DO THIS → Provide the data again in its entirety, exactly as given.

DATASET CONTENT →
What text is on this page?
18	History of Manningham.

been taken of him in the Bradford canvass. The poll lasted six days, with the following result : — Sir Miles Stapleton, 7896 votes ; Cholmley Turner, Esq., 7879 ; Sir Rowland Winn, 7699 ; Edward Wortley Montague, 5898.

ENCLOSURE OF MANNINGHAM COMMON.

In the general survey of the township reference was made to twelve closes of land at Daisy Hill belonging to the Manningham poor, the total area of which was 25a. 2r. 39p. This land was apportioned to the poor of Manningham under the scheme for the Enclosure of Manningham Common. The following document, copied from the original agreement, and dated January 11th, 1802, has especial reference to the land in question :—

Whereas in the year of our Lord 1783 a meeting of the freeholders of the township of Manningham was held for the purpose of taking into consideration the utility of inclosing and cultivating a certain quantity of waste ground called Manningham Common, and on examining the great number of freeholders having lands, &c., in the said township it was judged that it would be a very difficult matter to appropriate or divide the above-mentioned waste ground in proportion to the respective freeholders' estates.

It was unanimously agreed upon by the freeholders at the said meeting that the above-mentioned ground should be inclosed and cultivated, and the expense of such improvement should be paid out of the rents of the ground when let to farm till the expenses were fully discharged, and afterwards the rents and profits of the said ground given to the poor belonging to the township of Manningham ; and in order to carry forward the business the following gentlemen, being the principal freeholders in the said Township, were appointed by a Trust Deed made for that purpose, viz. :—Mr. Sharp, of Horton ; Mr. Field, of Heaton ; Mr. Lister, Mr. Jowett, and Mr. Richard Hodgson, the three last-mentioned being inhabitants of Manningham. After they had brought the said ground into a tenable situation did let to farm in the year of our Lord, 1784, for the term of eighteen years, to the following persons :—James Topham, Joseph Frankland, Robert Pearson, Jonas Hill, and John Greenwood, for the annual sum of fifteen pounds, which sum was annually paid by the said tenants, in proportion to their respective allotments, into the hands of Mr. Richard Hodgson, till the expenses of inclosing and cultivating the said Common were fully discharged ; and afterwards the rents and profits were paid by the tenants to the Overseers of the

EXERCISE ANSWER →
What text is on this page?
18	History of Manningham.

been taken of him in the Bradford canvass. The poll lasted six days, with the following result : — Sir Miles Stapleton, 7896 votes ; Cholmley Turner, Esq., 7879 ; Sir Rowland Winn, 7699 ; Edward Wortley Montague, 5898.

ENCLOSURE OF MANNINGHAM COMMON.

In the general survey of the township reference was made to twelve closes of land at Daisy Hill belonging to the Manningham poor, the total area of which was 25a. 2r. 39p. This land was apportioned to the poor of Manningham under the scheme for the Enclosure of Manningham Common. The following document, copied from the original agreement, and dated January 11th, 1802, has especial reference to the land in question :—

Whereas in the year of our Lord 1783 a meeting of the freeholders of the township of Manningham was held for the purpose of taking into consideration the utility of inclosing and cultivating a certain quantity of waste ground called Manningham Common, and on examining the great number of freeholders having lands, &c., in the said township it was judged that it would be a very difficult matter to appropriate or divide the above-mentioned waste ground in proportion to the respective freeholders' estates.

It was unanimously agreed upon by the freeholders at the said meeting that the above-mentioned ground should be inclosed and cultivated, and the expense of such improvement should be paid out of the rents of the ground when let to farm till the expenses were fully discharged, and afterwards the rents and profits of the said ground given to the poor belonging to the township of Manningham ; and in order to carry forward the business the following gentlemen, being the principal freeholders in the said Township, were appointed by a Trust Deed made for that purpose, viz. :—Mr. Sharp, of Horton ; Mr. Field, of Heaton ; Mr. Lister, Mr. Jowett, and Mr. Richard Hodgson, the three last-mentioned being inhabitants of Manningham. After they had brought the said ground into a tenable situation did let to farm in the year of our Lord, 1784, for the term of eighteen years, to the following persons :—James Topham, Joseph Frankland, Robert Pearson, Jonas Hill, and John Greenwood, for the annual sum of fifteen pounds, which sum was annually paid by the said tenants, in proportion to their respective allotments, into the hands of Mr. Richard Hodgson, till the expenses of inclosing and cultivating the said Common were fully discharged ; and afterwards the rents and profits were paid by the tenants to the Overseers of the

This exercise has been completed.